▶ Written request A:
Copy out the full report on the Construction Sector Group, word for word.

Infrastructure and construction report

Construction Sector Group: Low construction productivity

The Construction Sector Group was established “in order to ensure regular and open dialogue between government and the construction sector”. Comprised of government, industry and worker representatives, the group focuses on the successful delivery of the National Development Plan and considers wider developments within the sector, currently being threatened by low construction sector productivity.

The stated remit of the Construction Sector Group involves:

  • working with industry and government bodies to benchmark, improve productivity and sustainability and to modernise public works delivery;
  • considering opportunities to introduce reforms within the sector that will control price inflation, improve efficiency and deliver value for money;
  • assessing the skills supply and measures that could be taken in order to enhance capacity, including the contracting of overseas developers; and
  • tackling issues that arise from inadequate or ineffective regulation, poor performance and systemic poor quality.

Membership of the group comprises representatives of the departments of Public Expenditure and Reform, Business, Enterprise and Innovation, Communications, Climate Action and Environment, Education and Skills, Health, Housing, the Taoiseach, Tourism, Transport and Sport, as well as the HSE, the Office of Government Procurement, Office of Public Works, the Association of Consulting Engineers of Ireland, Builders Merchants Federation, Construction Industry Federation Engineers Ireland, Irish Congress of Trade Unions, Irish Planning Institute. Royal Institute of Architects of Ireland and the Society of Chartered Surveyors Ireland. The group meets quarterly and also contains within it two sub-groups: one focussed on growth and productivity and another on value for money and sustainability.

The work undertaken by the group in 2019 was centred on contributing to the Government’s update of the Investment Tracker and Mapping Tool, unveiled as part of Minister for Finance and Public Expenditure and Reform Paschal Donohoe’s Project Ireland 2040 update, monitoring construction sector productivity assessments and growth actions, developing a strategy to promote construction as “an attractive, modern and technology-centric industry” and contributing to the BUILD report, launched by the Government to cover the sector’s performance and prospects.

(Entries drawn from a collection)
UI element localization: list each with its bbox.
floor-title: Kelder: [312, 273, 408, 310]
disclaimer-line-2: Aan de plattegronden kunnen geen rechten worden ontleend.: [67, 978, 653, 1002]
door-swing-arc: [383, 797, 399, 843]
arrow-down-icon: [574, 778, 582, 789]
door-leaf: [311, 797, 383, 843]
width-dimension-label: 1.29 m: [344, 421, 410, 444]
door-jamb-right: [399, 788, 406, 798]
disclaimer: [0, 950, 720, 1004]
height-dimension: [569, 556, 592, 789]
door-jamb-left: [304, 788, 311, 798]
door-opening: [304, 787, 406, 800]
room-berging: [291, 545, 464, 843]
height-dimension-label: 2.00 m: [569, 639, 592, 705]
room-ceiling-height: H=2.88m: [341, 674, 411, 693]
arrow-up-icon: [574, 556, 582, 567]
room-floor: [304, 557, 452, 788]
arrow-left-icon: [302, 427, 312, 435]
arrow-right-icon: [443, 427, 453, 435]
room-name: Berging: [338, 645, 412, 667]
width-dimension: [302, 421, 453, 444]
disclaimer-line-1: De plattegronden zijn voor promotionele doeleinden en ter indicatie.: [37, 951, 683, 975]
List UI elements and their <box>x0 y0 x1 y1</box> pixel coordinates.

...

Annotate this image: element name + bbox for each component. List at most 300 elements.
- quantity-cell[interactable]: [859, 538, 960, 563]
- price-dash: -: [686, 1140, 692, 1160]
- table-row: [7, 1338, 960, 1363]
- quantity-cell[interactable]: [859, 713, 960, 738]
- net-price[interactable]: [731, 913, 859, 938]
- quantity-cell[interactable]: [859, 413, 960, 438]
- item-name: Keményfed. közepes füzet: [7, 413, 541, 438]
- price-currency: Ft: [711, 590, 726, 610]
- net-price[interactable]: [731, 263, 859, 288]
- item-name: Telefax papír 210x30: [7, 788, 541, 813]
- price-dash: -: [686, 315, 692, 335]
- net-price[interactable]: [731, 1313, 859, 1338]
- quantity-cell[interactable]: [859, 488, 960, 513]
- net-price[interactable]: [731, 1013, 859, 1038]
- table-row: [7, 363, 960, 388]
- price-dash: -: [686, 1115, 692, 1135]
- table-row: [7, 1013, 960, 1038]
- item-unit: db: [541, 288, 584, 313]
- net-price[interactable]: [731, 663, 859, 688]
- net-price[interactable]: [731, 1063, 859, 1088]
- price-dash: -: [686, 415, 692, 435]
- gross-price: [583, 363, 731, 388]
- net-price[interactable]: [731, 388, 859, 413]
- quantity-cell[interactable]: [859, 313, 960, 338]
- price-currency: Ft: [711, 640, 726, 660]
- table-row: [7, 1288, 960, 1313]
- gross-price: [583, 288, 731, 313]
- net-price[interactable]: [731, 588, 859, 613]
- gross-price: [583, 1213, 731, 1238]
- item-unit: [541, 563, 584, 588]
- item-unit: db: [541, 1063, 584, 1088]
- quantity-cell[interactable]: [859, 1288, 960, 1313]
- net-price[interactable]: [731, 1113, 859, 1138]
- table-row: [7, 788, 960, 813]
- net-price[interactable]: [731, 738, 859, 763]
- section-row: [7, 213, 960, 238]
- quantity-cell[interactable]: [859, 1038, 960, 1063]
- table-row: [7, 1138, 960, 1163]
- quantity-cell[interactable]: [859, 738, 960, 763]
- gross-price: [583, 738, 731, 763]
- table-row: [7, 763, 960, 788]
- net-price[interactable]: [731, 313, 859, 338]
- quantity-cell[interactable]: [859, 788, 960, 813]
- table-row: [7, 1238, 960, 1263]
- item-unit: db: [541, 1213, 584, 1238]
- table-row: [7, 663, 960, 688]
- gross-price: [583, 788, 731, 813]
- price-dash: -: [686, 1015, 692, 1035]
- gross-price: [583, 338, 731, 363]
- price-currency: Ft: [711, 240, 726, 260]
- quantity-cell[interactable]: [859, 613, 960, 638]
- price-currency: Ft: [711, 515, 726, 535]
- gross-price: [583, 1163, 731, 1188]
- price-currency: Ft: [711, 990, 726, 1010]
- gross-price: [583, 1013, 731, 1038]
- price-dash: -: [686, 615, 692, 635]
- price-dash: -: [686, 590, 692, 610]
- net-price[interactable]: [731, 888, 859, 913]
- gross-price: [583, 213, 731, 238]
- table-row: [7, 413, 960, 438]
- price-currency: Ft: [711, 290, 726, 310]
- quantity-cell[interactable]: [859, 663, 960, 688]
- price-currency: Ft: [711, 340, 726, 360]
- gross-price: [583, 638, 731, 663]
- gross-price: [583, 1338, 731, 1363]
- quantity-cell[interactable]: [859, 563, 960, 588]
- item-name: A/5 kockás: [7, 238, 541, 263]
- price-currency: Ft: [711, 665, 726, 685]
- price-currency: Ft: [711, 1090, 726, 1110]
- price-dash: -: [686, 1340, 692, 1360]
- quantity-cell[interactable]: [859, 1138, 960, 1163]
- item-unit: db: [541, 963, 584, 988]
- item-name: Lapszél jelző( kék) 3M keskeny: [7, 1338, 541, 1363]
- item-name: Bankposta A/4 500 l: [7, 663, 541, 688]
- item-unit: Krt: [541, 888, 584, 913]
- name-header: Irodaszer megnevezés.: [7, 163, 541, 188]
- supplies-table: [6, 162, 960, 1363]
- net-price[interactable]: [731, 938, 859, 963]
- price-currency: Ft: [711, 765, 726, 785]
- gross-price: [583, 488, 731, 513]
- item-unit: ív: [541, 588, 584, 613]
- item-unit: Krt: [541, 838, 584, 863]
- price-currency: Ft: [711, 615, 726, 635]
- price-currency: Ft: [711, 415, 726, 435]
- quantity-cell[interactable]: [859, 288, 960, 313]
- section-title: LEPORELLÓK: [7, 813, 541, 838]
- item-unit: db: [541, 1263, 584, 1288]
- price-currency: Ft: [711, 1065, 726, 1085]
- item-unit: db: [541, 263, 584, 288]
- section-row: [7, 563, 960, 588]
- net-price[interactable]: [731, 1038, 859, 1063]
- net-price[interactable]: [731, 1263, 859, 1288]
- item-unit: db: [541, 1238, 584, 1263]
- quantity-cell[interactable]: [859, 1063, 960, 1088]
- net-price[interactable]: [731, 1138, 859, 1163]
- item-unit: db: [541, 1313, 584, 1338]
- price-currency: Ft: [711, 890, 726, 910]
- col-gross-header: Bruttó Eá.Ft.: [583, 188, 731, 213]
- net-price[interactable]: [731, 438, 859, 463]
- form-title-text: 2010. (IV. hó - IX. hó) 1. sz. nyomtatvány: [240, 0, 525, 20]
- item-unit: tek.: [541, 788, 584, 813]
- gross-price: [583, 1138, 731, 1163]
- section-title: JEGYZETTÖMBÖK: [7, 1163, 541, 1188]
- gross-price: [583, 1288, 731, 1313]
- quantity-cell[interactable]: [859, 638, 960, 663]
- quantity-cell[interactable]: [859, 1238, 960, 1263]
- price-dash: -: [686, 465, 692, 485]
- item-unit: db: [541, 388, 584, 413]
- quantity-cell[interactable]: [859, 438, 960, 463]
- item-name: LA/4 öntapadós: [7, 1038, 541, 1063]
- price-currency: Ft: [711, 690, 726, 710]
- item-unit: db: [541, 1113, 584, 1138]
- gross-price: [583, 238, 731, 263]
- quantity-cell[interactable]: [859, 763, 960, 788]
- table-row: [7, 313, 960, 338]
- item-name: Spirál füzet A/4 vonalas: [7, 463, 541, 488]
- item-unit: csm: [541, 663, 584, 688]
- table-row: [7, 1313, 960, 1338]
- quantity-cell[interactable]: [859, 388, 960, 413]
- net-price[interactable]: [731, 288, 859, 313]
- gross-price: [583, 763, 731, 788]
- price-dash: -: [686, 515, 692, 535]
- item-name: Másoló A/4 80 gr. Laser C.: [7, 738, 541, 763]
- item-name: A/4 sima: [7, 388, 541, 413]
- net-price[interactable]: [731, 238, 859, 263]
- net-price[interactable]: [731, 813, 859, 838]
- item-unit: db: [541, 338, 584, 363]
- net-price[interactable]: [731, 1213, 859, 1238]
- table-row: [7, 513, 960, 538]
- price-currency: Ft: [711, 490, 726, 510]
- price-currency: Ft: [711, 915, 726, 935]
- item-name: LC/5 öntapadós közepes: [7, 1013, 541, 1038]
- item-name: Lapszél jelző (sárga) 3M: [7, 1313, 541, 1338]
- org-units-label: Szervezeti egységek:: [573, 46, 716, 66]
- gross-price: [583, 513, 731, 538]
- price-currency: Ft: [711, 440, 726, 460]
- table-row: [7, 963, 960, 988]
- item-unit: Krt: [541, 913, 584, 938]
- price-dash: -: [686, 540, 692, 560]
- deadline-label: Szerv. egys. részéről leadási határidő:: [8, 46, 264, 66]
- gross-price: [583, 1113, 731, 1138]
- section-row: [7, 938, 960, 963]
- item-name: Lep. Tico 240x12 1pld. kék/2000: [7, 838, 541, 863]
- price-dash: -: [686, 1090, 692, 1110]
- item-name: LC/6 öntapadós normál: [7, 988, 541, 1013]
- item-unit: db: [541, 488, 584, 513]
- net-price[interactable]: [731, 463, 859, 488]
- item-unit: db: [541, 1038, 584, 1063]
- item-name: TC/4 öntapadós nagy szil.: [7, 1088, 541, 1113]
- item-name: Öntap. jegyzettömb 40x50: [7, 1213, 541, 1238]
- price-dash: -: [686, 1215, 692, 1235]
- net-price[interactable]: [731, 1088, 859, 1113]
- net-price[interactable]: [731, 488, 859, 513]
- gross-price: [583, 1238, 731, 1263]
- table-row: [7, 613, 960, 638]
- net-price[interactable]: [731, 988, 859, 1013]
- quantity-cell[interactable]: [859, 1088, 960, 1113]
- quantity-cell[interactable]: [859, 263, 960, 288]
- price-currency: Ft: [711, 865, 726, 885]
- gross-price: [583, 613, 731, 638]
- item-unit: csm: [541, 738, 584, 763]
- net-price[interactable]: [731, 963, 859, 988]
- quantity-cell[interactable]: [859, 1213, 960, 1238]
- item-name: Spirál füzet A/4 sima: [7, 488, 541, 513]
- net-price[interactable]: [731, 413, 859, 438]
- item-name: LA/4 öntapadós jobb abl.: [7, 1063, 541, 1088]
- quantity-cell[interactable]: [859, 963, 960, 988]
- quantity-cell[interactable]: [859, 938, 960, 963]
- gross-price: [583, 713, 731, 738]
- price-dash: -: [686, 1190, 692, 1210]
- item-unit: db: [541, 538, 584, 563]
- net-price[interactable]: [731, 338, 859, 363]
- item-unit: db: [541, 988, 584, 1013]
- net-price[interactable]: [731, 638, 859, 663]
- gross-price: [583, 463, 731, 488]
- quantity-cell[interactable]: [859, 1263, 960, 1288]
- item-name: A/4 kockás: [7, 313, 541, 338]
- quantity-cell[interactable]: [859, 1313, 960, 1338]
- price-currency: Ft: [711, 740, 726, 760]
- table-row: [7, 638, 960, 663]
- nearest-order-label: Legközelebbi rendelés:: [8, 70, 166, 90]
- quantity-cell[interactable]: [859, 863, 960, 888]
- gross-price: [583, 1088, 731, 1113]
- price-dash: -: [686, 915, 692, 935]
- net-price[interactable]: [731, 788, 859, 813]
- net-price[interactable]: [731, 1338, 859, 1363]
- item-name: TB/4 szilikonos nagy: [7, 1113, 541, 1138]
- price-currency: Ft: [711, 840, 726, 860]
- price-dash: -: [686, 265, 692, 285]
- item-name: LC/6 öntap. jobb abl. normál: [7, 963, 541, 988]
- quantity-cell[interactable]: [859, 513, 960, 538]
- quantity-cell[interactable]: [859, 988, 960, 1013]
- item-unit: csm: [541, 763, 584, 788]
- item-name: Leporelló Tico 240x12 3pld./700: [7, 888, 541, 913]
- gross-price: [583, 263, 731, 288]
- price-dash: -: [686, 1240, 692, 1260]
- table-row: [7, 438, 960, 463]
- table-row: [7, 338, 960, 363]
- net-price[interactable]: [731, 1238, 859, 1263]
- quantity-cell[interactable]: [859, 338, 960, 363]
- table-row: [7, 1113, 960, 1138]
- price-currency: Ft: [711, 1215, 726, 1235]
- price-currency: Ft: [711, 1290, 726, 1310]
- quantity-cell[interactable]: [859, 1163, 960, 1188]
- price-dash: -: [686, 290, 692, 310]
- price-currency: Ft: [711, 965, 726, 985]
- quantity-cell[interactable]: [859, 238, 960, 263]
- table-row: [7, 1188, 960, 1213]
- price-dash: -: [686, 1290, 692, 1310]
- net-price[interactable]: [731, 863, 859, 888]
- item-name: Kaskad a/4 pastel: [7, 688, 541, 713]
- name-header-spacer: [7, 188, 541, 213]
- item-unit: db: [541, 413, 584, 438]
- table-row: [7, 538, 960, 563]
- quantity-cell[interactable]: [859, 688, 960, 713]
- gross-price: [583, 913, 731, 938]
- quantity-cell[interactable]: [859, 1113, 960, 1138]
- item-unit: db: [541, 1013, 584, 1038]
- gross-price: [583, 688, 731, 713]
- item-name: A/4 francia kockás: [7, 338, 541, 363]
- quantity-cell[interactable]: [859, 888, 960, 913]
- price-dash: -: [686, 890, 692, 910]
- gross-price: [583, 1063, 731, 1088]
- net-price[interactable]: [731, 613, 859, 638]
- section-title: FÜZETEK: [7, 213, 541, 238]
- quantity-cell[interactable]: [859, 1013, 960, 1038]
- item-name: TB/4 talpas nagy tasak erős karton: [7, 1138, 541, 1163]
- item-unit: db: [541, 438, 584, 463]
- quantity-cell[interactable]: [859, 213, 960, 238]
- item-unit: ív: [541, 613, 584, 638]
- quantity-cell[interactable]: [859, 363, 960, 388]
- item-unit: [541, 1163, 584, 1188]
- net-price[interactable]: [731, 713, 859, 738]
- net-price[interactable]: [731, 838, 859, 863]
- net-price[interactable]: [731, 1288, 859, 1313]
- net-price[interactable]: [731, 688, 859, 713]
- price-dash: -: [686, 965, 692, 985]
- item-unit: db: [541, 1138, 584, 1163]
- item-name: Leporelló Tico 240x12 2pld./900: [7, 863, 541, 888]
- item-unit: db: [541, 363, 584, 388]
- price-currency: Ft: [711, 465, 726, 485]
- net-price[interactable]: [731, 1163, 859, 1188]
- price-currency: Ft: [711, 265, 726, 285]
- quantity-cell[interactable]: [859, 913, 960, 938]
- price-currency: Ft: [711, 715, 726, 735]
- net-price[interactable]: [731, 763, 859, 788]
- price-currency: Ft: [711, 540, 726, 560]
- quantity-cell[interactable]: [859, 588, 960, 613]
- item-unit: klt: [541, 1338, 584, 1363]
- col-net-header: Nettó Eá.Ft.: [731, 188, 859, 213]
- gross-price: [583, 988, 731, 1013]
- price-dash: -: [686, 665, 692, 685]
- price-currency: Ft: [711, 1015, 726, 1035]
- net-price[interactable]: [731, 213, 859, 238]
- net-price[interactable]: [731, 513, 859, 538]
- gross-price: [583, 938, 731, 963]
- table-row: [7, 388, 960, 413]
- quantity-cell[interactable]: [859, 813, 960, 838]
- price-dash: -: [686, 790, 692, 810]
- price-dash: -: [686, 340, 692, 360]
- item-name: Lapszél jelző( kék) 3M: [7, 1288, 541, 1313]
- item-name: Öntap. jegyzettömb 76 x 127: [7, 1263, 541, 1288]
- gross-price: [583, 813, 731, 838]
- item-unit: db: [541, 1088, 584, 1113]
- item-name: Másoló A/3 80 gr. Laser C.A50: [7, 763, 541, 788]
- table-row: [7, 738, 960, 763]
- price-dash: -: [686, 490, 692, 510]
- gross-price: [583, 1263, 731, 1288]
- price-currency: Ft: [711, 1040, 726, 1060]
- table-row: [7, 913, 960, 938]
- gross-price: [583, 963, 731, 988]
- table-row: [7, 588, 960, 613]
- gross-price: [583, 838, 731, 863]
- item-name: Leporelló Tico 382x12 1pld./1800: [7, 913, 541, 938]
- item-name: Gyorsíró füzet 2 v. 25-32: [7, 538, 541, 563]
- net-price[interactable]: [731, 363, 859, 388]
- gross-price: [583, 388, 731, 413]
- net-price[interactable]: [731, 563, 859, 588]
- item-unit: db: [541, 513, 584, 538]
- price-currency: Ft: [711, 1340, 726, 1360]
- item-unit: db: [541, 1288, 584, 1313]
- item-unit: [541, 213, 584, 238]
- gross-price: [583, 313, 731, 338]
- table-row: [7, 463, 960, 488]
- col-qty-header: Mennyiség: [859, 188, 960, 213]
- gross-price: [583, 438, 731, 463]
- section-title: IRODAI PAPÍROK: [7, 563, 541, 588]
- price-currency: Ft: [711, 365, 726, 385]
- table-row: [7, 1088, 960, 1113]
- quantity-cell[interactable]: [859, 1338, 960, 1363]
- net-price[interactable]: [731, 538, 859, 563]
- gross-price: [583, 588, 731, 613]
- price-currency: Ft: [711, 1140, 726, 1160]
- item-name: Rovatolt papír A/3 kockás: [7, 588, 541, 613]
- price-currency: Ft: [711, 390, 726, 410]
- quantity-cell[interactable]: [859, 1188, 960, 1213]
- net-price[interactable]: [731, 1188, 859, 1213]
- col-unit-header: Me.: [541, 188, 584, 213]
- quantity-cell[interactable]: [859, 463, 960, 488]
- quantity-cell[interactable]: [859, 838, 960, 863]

--

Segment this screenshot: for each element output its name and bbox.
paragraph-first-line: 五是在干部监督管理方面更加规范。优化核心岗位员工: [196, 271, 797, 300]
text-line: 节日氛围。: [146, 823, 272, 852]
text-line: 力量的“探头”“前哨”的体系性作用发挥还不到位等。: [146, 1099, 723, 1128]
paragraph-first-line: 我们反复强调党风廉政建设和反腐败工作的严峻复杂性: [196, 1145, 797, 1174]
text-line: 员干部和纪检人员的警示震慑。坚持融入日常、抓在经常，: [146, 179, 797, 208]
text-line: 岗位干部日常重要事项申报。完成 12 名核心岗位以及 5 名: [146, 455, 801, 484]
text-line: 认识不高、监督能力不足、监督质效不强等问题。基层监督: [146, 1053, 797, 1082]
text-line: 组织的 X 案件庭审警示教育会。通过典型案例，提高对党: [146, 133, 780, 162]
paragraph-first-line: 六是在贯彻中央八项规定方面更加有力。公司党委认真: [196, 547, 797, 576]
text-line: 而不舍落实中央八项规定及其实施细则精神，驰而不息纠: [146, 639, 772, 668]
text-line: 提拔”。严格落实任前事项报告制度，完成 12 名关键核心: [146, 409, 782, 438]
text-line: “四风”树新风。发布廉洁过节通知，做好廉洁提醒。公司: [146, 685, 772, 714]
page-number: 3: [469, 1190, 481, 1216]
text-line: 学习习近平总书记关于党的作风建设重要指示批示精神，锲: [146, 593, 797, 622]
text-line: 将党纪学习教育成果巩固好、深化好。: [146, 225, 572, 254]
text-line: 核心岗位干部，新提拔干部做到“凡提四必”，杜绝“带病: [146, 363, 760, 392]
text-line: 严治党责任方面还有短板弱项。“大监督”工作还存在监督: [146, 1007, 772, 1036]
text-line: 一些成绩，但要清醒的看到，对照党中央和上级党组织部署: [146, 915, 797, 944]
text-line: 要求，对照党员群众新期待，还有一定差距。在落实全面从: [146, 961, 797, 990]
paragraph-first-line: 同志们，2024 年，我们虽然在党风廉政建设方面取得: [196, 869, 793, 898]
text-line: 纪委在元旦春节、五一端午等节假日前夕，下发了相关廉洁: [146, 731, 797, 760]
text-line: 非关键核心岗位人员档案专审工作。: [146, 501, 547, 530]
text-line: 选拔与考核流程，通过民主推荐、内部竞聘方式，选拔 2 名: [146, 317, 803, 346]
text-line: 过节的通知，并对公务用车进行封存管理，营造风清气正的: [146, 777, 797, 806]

▶ Written request B:
In the entries, reproduce the stretch from the line containing "UI element localization: list" through the line containing "room-floor: [304, 557, 452, 788]", both included, and give only those lines.

▶ Task output A:
Infrastructure and construction report

Construction Sector Group: Low construction productivity

The Construction Sector Group was established “in order to ensure regular and open dialogue between government and the construction sector”. Comprised of government, industry and worker representatives, the group focuses on the successful delivery of the National Development Plan and considers wider developments within the sector, currently being threatened by low construction sector productivity.

The stated remit of the Construction Sector Group involves:

  • working with industry and government bodies to benchmark, improve productivity and sustainability and to modernise public works delivery;
  • considering opportunities to introduce reforms within the sector that will control price inflation, improve efficiency and deliver value for money;
  • assessing the skills supply and measures that could be taken in order to enhance capacity, including the contracting of overseas developers; and
  • tackling issues that arise from inadequate or ineffective regulation, poor performance and systemic poor quality.

Membership of the group comprises representatives of the departments of Public Expenditure and Reform, Business, Enterprise and Innovation, Communications, Climate Action and Environment, Education and Skills, Health, Housing, the Taoiseach, Tourism, Transport and Sport, as well as the HSE, the Office of Government Procurement, Office of Public Works, the Association of Consulting Engineers of Ireland, Builders Merchants Federation, Construction Industry Federation Engineers Ireland, Irish Congress of Trade Unions, Irish Planning Institute. Royal Institute of Architects of Ireland and the Society of Chartered Surveyors Ireland. The group meets quarterly and also contains within it two sub-groups: one focussed on growth and productivity and another on value for money and sustainability.

The work undertaken by the group in 2019 was centred on contributing to the Government’s update of the Investment Tracker and Mapping Tool, unveiled as part of Minister for Finance and Public Expenditure and Reform Paschal Donohoe’s Project Ireland 2040 update, monitoring construction sector productivity assessments and growth actions, developing a strategy to promote construction as “an attractive, modern and technology-centric industry” and contributing to the BUILD report, launched by the Government to cover the sector’s performance and prospects.

▶ Task output B:
UI element localization: list each with its bbox.
floor-title: Kelder: [312, 273, 408, 310]
disclaimer-line-2: Aan de plattegronden kunnen geen rechten worden ontleend.: [67, 978, 653, 1002]
door-swing-arc: [383, 797, 399, 843]
arrow-down-icon: [574, 778, 582, 789]
door-leaf: [311, 797, 383, 843]
width-dimension-label: 1.29 m: [344, 421, 410, 444]
door-jamb-right: [399, 788, 406, 798]
disclaimer: [0, 950, 720, 1004]
height-dimension: [569, 556, 592, 789]
door-jamb-left: [304, 788, 311, 798]
door-opening: [304, 787, 406, 800]
room-berging: [291, 545, 464, 843]
height-dimension-label: 2.00 m: [569, 639, 592, 705]
room-ceiling-height: H=2.88m: [341, 674, 411, 693]
arrow-up-icon: [574, 556, 582, 567]
room-floor: [304, 557, 452, 788]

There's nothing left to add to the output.